> _LESETEXT_:
______

Die auffälligste und zugleich vermutlich am schwierigsten umzusetzende Empfehlung: Verzicht oder Verringerung der Übungen in Nähe der Nahtstelle zwischen Russland und NATO.
Nachtrag: Die NATO weist die Schlussfolgerungen zurück:
Today’s report by the European Leadership Network misleadingly puts NATO and Russian exercises on par. In fact, the Russian Ministry of Defence has announced over 4000 exercises for this year, which is over 10 times more than what NATO and Allies have planned in the same timeframe.
Moreover, Russia has incorporated nuclear and nuclear capable forces in its recent exercises.
NATO has made repeatedly clear that we not seek confrontation with Russia. For over two decades, we have tried to build a cooperative relationship with Russia. But Russia has changed borders by force, continues to support separatists in Ukraine and threatens to base nuclear missiles close to Alliance borders.
The scale and scope of Russia’s exercises are increasing tensions, rather than helping to de-escalate them. Russia is deliberately avoiding military transparency and predictability.
(Foto: A German Panzerhaubitze 2000 awaits orders from the fire direction center June 11, 2015 at the Drawsko Pomorskie Training Area in Poland as German and U.S. artillery and mortar units train together during Saber Strike 15, a long-standing U.S. Army Europe-led cooperative training exercise – U.S. Army photo by Spc. Marcus Floyd, 13th Public Affairs Detachment)
csThor | 14. August 2015 – 6:29
Moin,
warschau Depp liest mit.
Sie haben ja so was von recht und es tut verdammt weh.
@BlueLagoon
„Jedes Mitglied der freiwilligen Feuerwehr bekommt mehr Anerkennung in der Öffentlichkeit als Soldaten.“
Evtl liegt es daran, dass die FF einen klaren, erkennbaren Auftrag erfolgreich und freiwillig erfüllt. Dies alles hoch effizient mit einem sehr geringen Mitteleinsatz und die Menschen sind oft pers bekannt.
Was ist der Verdienst von der überwiegenden Zahl von Soldaten? Die hypothetische Möglichkeit in einem Verteidigungskrieg der Bevölkerung einen Dienst und Schutz durch Einsatz des Lebens zu leisten, ist für viele abstrakt. Evtl verstärkt durch das Bewußtsein, dass im V-Fall mehr ziv Pers Opfer werden als Soldaten. Auch bei uns, bringen die eigentlichen Opfer die Familienangehörigen und somit Zivilisten. Wärend meiner Einsätze (von der Bevölkerung nicht akzeptierte) hätte meine Familie Ehrung gebürt, sie hatte viel geopfert und geleistet.

______

> _INHALT DES DATENSATZES_:
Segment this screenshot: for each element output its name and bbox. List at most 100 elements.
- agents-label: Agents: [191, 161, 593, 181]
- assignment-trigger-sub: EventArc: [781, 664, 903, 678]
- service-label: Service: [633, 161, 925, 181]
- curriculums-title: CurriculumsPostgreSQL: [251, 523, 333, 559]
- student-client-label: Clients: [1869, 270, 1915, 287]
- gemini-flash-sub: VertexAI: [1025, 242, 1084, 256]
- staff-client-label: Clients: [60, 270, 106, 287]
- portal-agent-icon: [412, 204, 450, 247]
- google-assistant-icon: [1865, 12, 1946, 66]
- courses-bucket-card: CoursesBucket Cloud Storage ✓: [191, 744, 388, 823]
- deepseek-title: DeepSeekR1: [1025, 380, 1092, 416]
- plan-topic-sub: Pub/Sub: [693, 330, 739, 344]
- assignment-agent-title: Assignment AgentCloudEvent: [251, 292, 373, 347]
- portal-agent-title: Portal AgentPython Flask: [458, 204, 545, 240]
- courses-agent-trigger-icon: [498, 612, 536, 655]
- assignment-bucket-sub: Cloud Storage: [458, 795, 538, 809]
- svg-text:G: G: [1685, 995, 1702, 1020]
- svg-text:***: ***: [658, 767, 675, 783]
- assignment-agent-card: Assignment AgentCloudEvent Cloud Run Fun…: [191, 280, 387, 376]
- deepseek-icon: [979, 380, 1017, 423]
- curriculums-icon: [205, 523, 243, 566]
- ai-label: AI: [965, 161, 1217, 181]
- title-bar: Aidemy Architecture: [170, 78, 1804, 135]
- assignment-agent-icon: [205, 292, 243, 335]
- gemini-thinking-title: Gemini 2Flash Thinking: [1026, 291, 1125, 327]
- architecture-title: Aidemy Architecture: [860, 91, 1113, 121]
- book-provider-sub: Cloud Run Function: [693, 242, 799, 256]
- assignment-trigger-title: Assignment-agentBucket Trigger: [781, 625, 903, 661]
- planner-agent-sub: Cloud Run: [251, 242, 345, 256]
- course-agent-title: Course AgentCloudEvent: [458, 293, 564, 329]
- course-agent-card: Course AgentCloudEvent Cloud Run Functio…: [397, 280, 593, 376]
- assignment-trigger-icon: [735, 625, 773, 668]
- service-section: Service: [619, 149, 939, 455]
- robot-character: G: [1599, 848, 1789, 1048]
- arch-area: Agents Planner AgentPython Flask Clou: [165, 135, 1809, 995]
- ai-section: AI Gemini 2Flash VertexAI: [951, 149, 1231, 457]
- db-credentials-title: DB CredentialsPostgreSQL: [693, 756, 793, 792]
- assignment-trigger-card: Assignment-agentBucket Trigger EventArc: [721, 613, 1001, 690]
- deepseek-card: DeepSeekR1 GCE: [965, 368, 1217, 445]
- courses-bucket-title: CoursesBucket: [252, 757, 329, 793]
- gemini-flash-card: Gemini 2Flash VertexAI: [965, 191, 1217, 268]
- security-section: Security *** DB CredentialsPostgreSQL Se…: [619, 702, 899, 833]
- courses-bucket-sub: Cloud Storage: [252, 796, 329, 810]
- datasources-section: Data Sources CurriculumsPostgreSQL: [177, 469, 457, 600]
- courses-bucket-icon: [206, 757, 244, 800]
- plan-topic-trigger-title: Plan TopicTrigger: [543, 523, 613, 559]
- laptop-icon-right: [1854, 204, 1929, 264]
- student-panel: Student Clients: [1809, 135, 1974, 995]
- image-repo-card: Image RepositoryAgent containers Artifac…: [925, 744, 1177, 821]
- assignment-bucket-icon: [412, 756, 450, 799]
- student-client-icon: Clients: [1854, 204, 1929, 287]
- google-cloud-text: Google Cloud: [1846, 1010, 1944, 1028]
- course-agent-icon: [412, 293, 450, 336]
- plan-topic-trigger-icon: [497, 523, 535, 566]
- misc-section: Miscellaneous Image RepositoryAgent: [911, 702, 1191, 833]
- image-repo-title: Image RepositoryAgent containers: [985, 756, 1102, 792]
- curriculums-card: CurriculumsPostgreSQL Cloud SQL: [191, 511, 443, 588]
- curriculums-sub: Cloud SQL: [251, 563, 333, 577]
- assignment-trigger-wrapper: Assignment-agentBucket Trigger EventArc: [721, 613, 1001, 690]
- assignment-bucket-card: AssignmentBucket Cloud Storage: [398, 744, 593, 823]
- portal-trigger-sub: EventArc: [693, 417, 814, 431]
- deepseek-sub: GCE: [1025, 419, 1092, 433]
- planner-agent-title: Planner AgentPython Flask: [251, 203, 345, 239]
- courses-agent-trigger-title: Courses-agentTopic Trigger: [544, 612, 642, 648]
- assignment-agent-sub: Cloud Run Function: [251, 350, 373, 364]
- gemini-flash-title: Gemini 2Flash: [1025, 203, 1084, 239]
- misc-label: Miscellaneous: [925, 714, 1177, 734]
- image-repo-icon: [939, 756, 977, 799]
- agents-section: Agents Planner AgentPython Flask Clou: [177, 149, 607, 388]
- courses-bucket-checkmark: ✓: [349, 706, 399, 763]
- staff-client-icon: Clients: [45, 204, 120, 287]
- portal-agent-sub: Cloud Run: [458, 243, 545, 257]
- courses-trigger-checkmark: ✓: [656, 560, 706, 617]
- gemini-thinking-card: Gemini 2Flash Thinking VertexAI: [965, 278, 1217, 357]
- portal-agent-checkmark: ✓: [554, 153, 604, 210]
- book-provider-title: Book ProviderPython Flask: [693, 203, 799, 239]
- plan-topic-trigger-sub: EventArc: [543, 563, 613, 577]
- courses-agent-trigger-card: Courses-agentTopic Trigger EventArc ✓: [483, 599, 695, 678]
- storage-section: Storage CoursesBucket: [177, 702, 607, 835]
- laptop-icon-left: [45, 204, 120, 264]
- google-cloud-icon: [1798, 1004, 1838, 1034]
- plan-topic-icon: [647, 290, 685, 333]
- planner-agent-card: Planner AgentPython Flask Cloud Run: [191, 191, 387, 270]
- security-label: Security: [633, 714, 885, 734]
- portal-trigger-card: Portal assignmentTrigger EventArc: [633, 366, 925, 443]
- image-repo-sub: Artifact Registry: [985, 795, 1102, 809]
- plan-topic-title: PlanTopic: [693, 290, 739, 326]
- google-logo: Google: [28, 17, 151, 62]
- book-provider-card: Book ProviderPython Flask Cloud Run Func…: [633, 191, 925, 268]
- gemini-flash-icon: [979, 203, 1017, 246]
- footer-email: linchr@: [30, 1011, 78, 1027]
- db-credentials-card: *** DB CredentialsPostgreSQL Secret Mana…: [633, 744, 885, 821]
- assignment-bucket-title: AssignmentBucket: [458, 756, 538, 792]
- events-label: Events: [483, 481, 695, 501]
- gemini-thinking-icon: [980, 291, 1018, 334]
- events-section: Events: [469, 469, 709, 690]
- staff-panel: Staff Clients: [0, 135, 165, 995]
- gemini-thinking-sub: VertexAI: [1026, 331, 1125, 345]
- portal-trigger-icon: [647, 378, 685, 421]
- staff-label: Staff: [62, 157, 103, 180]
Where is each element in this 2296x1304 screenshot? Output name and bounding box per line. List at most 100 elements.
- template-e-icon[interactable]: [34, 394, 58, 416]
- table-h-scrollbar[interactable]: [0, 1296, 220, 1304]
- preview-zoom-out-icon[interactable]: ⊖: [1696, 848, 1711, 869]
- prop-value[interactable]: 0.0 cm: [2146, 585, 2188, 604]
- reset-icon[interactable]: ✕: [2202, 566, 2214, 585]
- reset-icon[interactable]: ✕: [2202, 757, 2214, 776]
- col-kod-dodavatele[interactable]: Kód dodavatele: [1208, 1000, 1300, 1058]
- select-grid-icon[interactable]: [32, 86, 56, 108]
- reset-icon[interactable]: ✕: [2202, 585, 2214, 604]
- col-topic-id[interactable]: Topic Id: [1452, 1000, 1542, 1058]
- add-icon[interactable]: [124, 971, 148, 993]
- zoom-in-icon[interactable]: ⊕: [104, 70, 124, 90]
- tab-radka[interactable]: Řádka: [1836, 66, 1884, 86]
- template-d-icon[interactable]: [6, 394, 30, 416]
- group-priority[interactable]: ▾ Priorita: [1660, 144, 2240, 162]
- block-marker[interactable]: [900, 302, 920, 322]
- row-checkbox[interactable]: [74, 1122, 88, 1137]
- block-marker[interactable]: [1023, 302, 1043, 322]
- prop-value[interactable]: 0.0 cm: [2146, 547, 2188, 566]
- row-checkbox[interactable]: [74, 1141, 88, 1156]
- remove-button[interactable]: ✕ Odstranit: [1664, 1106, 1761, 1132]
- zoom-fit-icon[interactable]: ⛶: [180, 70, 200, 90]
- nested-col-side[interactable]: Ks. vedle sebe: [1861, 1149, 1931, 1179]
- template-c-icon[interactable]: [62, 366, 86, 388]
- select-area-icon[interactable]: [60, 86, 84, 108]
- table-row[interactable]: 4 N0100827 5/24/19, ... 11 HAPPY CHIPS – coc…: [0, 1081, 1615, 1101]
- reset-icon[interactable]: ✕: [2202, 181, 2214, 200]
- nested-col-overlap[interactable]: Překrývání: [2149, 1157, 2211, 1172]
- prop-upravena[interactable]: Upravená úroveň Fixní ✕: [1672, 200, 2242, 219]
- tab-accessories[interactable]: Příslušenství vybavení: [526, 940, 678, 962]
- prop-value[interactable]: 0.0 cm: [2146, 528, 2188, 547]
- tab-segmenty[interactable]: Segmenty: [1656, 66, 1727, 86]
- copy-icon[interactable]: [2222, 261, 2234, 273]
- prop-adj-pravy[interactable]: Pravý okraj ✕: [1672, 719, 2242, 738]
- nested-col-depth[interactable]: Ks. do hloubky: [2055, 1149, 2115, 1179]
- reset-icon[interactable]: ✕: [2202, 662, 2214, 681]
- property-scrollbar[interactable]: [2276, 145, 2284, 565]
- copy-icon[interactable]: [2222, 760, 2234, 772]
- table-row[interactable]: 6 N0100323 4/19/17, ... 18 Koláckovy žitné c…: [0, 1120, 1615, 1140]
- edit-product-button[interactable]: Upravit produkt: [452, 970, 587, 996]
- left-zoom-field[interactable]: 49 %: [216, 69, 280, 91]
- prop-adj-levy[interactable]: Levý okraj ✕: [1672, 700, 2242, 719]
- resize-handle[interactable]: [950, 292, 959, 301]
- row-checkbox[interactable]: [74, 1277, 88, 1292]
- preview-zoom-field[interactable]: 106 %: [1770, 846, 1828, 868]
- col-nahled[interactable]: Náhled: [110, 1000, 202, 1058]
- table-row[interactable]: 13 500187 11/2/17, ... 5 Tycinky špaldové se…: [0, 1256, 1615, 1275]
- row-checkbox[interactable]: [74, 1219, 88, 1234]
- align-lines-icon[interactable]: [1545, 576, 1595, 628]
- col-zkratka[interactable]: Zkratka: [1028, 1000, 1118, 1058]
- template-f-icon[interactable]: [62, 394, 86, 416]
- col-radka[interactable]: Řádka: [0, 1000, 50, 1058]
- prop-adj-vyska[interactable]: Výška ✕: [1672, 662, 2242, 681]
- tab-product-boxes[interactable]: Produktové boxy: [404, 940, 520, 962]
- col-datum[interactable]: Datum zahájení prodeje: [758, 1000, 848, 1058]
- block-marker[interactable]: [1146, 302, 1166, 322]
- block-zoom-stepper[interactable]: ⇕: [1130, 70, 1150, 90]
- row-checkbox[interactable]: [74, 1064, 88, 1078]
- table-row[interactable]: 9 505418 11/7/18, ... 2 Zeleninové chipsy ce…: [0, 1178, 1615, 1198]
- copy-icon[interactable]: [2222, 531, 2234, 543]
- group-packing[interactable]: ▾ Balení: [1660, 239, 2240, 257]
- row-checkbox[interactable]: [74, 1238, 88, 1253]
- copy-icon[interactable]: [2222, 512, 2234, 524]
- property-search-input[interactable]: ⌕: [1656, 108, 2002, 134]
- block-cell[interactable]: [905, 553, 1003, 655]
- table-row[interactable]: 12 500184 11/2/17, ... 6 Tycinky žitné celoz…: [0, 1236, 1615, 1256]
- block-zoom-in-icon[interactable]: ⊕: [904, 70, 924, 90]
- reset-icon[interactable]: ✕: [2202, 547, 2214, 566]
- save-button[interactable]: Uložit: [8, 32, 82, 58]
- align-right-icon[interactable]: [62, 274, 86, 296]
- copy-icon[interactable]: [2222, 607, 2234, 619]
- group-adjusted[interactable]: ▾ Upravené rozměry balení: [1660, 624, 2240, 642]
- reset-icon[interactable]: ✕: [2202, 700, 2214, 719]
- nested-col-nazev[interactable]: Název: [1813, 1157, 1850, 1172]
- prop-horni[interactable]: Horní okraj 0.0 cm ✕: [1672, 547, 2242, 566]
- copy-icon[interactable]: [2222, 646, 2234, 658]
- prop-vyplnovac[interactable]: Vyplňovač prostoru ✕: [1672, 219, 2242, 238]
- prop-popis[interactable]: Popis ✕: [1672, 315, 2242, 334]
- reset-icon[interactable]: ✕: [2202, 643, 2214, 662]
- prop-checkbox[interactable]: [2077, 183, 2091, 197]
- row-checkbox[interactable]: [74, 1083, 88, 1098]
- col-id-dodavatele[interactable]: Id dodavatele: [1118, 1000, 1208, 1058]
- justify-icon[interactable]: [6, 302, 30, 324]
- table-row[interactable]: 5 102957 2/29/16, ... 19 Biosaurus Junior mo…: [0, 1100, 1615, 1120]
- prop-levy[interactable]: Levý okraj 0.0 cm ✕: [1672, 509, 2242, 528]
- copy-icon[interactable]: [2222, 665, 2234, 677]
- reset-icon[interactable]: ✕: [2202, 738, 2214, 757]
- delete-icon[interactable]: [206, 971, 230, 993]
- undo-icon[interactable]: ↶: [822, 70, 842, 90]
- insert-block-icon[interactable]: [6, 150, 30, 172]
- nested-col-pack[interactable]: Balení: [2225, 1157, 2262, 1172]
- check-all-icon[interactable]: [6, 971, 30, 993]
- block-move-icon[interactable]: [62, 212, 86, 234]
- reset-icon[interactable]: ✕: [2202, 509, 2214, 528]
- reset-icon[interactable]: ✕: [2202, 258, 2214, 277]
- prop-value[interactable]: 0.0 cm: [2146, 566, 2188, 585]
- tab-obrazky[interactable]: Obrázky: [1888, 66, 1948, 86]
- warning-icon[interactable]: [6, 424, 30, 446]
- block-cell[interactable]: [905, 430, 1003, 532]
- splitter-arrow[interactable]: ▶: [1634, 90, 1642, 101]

______

> _AUFGABEN UND ÜBUNGEN_:
- A) Wie viele Übungen hat das russische Verteidigungsministerium laut dem Lesetext für dieses Jahr angekündigt?
- B) Schreibe den Lesetext über die Übungen von NATO und Russland im Anschluss an seinen letzten Satz weiter.

> _SCHRIFTLICHE ANTWORTEN_:
- A) Über 4000 Übungen.

- B)
Ja, ehrenamtliche Tätigkeit in DRK, FF, ASB, DLRG, NABU uvm erhält mehr Anerkennung und das ist gut so.
Der Dienstherr (BMVg/Parlament) sind für das Ansehen der Bw verantwortlich und mehr Übungen werden da wohl nicht helfen, denn viele Bürger wissen, dass wir keine Munition mehr haben und nur noch einen kleinen Teil der Bw zu Übungen mobilisieren können.
Jene welche es nicht wissen, interessiert es nicht (denen ist oft auch das DRK und die FF egal)
Die Institution Bw ist das Gegenteil einer freiwilligen Feuerweh (sie übt noch mit richtigem Wasser und vorhandenem Gerät) unabhängig von der Leistung einzelner Soldaten.
Interessante und lesenswerte „Fallstudie“ in Sachen „Wie konnte es zum Krieg kommen“ :
„Gesicht wahren, keine Schwäche zeigen“ auf sueddeutsche.de
Die japanische Historikerin Eri Hotta räumt mit bestimmten japanischen Mythen
(„……….entweder als ein heroischer und selbstloser Kampf gegen den arroganten Westen, der Japan gleichsam aufgezwungen wurde“, oder als Folge „eines fehlerhaften Uhrwerks, das es einer Gruppe Militaristen erlaubte, die Macht an sich zu reißen……….“)
in Sachen Pazifikkrieg auf:
So katastrophal kann eine Group-Think-„Ratio“ enden
Sorry, die Artikelüberschrift ist:
„Sehenden Auges in die Katastrophe“
Wie meinen?
@Voodoo
Nun, der in dem Artikel dargestellte Entscheidungsfindungsprozess der japanischen Führungsspitze/Regierung in Sachen Pearl Harbour bezeichne ich als Group Think, der natürlich eine gewisse „ratio“ (also Logik) hatte…..allerdings eine „logic of failure“, die man nur als katastrophal für Japan bezeichnen kann wenn man sich das Ende des Pazifikkrieges anschaut……nun klar ?
Danke, ja – ich stimme dem zu. Erfrischend ist in der Tat die Berücksichtigung kultureller, innerjapanischer Besonderheiten, die westliche (vor allem US-amerikanische) Historiker gerne mal komplett ausblenden.
@Voodoo & Klabautermann,
In die Fähigkeit des „Ausblendens“ fällt umgekehrt aber auch die JAP Überzeugung, die GIs, die amerikanische Nation könne nicht wirklich kämpfen und Verluste hinnehmen.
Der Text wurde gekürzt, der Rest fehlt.